# Available records
|---|

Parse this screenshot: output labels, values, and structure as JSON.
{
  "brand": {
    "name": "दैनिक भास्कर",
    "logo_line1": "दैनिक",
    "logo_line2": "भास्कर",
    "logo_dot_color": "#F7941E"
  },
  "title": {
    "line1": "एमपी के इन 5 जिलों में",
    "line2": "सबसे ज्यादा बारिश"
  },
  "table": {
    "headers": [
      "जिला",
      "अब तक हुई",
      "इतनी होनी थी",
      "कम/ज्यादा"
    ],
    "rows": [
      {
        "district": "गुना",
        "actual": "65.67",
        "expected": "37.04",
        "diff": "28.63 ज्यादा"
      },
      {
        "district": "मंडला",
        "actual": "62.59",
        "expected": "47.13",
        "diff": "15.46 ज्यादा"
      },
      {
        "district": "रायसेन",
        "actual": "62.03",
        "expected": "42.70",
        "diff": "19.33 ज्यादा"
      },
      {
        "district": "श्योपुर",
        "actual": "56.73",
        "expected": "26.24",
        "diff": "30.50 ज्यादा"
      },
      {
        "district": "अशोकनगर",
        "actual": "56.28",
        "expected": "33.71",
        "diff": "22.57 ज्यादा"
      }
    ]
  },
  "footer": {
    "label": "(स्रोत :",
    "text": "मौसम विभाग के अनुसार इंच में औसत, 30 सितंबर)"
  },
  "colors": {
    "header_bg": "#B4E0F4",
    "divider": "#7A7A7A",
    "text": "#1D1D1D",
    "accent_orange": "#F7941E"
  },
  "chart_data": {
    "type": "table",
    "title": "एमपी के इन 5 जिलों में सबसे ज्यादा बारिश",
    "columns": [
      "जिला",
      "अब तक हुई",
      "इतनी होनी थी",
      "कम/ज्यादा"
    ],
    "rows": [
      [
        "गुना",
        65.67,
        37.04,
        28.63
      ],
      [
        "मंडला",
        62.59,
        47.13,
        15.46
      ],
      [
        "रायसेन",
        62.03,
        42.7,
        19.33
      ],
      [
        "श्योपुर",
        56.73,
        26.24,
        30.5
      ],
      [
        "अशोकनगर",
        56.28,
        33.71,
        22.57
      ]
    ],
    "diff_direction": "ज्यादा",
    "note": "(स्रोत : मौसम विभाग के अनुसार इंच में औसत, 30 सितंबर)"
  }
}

|---|

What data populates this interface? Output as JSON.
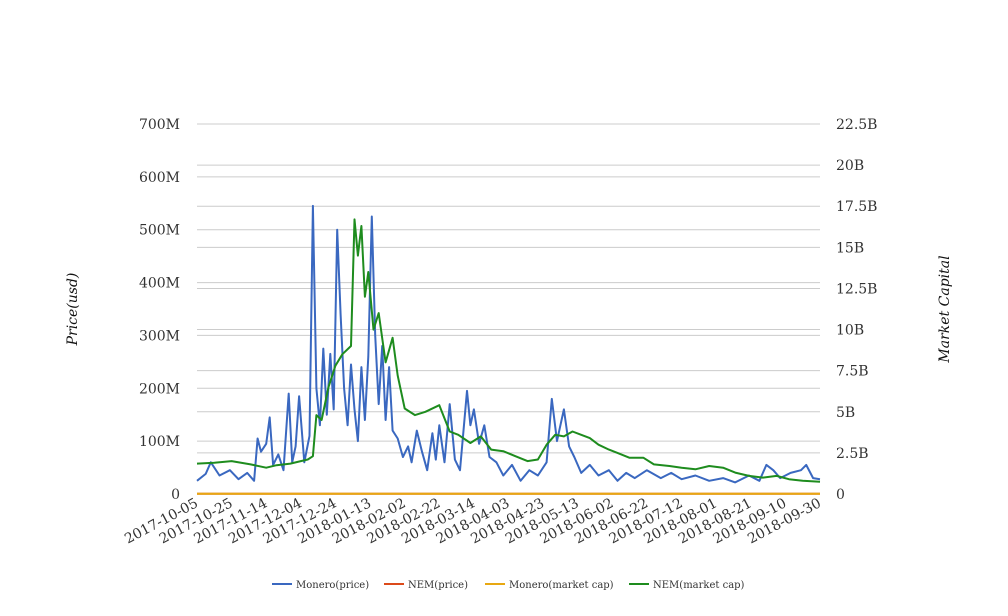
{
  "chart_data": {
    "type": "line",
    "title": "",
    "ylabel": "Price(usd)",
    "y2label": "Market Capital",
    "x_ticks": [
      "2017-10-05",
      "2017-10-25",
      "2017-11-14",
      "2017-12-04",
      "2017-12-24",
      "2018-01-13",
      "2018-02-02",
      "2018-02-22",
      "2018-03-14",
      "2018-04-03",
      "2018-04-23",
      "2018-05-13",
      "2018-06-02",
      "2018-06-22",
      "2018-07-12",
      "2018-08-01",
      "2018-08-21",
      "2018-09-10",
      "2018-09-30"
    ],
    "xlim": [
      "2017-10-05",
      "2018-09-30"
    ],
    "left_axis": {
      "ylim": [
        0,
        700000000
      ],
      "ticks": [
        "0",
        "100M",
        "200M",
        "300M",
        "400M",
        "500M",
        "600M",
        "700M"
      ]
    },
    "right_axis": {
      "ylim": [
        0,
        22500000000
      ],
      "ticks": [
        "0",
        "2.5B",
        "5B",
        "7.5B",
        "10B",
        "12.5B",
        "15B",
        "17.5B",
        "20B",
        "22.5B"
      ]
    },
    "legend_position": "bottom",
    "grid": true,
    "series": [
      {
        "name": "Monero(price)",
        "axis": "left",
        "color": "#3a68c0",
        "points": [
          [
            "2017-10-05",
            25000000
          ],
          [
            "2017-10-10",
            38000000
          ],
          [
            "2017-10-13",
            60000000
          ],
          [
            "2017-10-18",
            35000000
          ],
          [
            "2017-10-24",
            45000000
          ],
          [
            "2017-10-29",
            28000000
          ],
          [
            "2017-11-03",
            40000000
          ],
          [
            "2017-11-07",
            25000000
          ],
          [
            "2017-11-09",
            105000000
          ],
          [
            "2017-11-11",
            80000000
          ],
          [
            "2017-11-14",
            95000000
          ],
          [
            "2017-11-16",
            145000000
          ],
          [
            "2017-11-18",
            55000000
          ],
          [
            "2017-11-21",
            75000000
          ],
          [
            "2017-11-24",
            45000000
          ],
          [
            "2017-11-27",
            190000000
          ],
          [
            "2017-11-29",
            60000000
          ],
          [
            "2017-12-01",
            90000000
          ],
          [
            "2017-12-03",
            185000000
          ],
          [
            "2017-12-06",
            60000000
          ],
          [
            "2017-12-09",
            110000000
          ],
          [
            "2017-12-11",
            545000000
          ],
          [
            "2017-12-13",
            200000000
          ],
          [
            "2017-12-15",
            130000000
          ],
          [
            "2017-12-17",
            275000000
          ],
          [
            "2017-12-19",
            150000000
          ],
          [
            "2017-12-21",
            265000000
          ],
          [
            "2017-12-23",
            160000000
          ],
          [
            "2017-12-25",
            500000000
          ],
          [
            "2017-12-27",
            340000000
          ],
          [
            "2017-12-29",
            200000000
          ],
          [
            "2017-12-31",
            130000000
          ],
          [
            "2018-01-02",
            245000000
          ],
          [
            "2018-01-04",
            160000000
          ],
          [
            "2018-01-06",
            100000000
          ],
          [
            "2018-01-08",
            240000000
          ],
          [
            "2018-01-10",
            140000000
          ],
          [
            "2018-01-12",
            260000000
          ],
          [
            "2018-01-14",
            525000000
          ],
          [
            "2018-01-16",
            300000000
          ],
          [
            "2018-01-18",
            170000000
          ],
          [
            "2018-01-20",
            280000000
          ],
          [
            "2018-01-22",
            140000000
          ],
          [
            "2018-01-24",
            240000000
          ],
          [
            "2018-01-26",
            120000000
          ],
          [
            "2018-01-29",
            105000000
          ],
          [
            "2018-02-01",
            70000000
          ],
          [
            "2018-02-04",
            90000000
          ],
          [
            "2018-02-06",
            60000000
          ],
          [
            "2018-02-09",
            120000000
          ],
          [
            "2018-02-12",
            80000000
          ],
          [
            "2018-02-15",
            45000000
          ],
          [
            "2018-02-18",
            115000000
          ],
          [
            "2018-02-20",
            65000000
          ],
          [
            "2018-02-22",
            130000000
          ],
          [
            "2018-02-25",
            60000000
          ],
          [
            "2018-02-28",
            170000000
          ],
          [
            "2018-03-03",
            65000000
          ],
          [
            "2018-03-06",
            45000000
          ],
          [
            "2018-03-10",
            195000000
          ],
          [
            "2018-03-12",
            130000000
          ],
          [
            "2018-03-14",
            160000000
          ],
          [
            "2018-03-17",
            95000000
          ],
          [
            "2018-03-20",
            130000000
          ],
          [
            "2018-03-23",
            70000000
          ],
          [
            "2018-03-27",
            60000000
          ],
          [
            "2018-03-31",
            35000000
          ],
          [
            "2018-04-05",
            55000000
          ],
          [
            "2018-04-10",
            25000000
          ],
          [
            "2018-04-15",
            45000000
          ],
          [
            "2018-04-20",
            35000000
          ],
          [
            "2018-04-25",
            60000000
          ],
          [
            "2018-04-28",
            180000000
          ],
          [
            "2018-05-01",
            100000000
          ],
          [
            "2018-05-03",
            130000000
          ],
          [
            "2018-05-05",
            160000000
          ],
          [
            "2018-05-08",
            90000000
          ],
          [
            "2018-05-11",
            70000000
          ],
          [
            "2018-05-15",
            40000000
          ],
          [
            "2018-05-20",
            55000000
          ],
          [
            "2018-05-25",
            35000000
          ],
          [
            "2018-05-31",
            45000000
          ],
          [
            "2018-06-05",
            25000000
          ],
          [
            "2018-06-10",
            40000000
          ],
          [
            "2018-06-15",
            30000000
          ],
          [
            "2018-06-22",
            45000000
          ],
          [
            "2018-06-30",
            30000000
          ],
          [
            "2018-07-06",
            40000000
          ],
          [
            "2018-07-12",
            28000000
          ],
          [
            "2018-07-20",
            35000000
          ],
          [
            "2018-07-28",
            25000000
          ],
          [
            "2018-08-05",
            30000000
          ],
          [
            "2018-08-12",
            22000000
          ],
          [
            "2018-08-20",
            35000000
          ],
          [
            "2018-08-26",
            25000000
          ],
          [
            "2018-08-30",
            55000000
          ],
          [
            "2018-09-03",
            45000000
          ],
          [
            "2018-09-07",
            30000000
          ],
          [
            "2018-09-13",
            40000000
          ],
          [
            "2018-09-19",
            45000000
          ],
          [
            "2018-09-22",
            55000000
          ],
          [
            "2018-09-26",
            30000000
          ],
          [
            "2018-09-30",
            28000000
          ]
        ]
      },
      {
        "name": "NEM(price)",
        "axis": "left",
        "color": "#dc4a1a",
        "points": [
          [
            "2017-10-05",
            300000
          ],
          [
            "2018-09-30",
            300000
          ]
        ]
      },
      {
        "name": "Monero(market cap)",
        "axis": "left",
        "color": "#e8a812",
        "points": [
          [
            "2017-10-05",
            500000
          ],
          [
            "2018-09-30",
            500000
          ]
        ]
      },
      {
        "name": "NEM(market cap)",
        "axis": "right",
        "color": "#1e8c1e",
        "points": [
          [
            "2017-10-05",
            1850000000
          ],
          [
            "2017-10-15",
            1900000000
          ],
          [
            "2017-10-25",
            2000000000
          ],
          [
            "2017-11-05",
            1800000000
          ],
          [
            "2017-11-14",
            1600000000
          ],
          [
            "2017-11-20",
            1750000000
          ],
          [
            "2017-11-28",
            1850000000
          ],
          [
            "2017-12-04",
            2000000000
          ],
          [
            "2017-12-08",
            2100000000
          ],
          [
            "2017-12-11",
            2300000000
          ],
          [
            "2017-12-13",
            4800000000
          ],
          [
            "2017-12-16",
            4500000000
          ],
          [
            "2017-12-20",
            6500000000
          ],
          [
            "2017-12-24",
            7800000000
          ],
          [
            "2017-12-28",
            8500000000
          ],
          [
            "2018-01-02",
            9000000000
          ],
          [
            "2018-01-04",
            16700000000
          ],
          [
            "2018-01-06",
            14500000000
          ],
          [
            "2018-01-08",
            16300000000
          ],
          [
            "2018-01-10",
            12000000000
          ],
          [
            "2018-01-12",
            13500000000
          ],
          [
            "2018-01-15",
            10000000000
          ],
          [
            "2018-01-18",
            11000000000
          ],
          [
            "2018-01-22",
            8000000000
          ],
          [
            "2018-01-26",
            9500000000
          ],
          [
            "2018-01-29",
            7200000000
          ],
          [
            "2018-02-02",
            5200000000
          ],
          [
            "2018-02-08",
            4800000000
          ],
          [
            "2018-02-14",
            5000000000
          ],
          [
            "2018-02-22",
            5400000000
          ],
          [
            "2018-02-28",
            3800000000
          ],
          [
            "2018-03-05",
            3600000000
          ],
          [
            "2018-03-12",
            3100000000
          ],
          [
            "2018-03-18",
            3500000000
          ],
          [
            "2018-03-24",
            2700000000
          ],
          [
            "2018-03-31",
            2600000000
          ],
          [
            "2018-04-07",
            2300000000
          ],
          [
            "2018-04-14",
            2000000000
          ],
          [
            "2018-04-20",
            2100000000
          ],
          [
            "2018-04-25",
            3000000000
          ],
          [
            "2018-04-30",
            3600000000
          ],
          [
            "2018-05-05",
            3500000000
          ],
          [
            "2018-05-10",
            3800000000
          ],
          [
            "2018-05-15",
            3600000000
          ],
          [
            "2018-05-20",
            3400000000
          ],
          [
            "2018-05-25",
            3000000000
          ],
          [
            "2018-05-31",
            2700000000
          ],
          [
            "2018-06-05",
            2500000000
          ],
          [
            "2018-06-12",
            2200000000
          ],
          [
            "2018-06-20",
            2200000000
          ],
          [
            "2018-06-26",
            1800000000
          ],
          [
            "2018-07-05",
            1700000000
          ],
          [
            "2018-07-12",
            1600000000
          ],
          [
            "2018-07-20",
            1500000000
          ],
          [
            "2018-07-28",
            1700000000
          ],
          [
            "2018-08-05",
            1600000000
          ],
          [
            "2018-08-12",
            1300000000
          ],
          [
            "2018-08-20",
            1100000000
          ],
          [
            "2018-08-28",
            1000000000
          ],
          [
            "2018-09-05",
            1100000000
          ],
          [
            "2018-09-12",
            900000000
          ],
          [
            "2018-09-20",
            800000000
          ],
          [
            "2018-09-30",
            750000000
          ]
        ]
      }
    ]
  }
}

|---|

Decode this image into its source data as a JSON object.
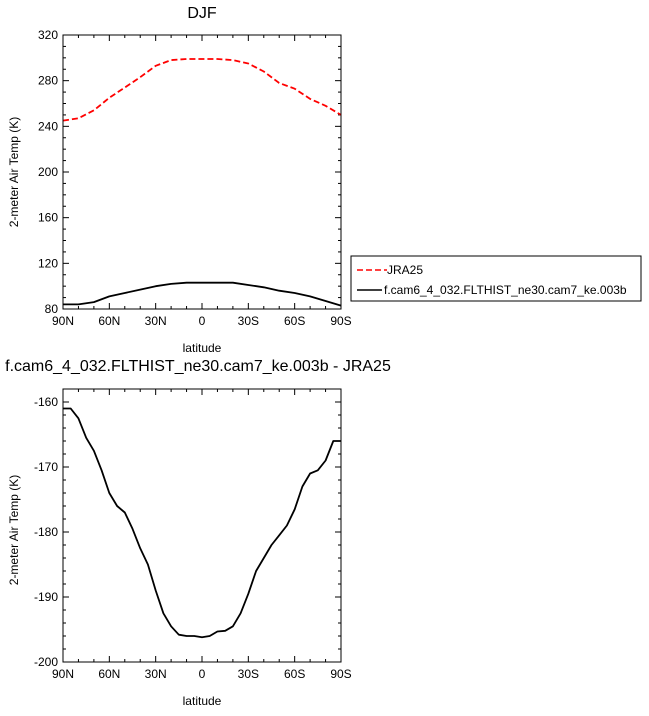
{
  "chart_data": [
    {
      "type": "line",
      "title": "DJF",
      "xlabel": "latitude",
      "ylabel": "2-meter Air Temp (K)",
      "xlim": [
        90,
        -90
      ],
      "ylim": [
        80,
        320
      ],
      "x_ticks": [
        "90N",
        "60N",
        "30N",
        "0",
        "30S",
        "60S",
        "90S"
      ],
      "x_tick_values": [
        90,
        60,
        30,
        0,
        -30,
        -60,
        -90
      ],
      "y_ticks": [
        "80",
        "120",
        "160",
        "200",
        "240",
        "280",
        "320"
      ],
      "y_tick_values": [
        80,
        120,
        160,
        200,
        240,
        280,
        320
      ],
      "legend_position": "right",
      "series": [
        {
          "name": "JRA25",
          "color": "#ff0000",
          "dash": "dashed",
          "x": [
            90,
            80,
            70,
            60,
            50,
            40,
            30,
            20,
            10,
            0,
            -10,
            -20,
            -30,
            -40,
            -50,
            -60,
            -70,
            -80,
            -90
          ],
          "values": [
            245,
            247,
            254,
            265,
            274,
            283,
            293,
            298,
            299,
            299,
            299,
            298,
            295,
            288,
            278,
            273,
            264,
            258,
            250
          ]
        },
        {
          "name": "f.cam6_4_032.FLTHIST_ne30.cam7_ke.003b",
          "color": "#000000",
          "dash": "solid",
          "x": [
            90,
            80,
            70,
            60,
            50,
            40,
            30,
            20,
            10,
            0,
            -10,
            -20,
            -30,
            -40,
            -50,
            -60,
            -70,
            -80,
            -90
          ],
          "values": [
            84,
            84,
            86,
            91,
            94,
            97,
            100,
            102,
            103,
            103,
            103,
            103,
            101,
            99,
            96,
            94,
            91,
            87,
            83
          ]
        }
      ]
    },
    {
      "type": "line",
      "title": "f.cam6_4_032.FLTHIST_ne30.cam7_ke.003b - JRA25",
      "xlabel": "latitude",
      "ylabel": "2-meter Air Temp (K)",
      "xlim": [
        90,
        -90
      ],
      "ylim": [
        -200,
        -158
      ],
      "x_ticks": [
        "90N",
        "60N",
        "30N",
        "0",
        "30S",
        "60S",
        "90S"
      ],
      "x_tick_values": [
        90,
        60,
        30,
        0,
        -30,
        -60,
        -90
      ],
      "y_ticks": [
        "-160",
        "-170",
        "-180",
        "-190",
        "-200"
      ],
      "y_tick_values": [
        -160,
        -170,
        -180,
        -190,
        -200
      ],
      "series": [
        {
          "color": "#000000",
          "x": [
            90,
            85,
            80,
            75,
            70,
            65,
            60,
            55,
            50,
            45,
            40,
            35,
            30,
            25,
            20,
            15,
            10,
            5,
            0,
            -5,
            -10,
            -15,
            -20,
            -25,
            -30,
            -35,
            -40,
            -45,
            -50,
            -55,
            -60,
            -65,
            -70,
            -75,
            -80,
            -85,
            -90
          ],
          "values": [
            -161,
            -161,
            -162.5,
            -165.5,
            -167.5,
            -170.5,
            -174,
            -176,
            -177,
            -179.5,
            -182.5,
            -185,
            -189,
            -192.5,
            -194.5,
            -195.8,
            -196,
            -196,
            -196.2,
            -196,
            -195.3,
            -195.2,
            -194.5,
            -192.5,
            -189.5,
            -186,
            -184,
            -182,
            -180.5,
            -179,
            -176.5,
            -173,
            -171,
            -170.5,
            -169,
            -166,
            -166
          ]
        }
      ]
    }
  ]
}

|---|

# Directions for this task
Scan the listing above for the word "name" and show each line where it is found.

# Exercise output
    "name": "दैनिक भास्कर",
        "name": "Monero(price)",
        "name": "NEM(price)",
        "name": "Monero(market cap)",
        "name": "NEM(market cap)",
          "name": "JRA25",
          "name": "f.cam6_4_032.FLTHIST_ne30.cam7_ke.003b",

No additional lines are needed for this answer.